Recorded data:
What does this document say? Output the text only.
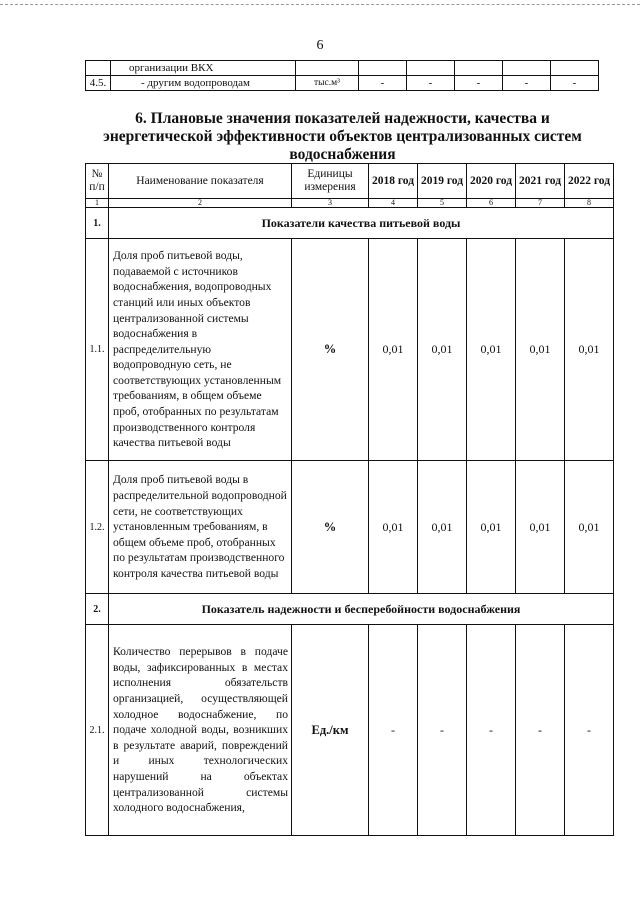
6
	организации ВКХ						
4.5.	- другим водопроводам	тыс.м³	-	-	-	-	-
6. Плановые значения показателей надежности, качества и энергетической эффективности объектов централизованных систем водоснабжения
№ п/п	Наименование показателя	Единицы измерения	2018 год	2019 год	2020 год	2021 год	2022 год
1	2	3	4	5	6	7	8
1.	Показатели качества питьевой воды						
1.1.	Доля проб питьевой воды, подаваемой с источников водоснабжения, водопроводных станций или иных объектов централизованной системы водоснабжения в распределительную водопроводную сеть, не соответствующих установленным требованиям, в общем объеме проб, отобранных по результатам производственного контроля качества питьевой воды	%	0,01	0,01	0,01	0,01	0,01
1.2.	Доля проб питьевой воды в распределительной водопроводной сети, не соответствующих установленным требованиям, в общем объеме проб, отобранных по результатам производственного контроля качества питьевой воды	%	0,01	0,01	0,01	0,01	0,01
2.	Показатель надежности и бесперебойности водоснабжения						
2.1.	Количество перерывов в подаче воды, зафиксированных в местах исполнения обязательств организацией, осуществляющей холодное водоснабжение, по подаче холодной воды, возникших в результате аварий, повреждений и иных технологических нарушений на объектах централизованной системы холодного водоснабжения,	Ед./км	-	-	-	-	-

TASK DIRECTIONS:
Set the pictures aside and transcribe the data above exactly.

TASK RESULT:
What does this document say? Output the text only.
6
	организации ВКХ						
4.5.	- другим водопроводам	тыс.м³	-	-	-	-	-
6. Плановые значения показателей надежности, качества и энергетической эффективности объектов централизованных систем водоснабжения
№ п/п	Наименование показателя	Единицы измерения	2018 год	2019 год	2020 год	2021 год	2022 год
1	2	3	4	5	6	7	8
1.	Показатели качества питьевой воды						
1.1.	Доля проб питьевой воды, подаваемой с источников водоснабжения, водопроводных станций или иных объектов централизованной системы водоснабжения в распределительную водопроводную сеть, не соответствующих установленным требованиям, в общем объеме проб, отобранных по результатам производственного контроля качества питьевой воды	%	0,01	0,01	0,01	0,01	0,01
1.2.	Доля проб питьевой воды в распределительной водопроводной сети, не соответствующих установленным требованиям, в общем объеме проб, отобранных по результатам производственного контроля качества питьевой воды	%	0,01	0,01	0,01	0,01	0,01
2.	Показатель надежности и бесперебойности водоснабжения						
2.1.	Количество перерывов в подаче воды, зафиксированных в местах исполнения обязательств организацией, осуществляющей холодное водоснабжение, по подаче холодной воды, возникших в результате аварий, повреждений и иных технологических нарушений на объектах централизованной системы холодного водоснабжения,	Ед./км	-	-	-	-	-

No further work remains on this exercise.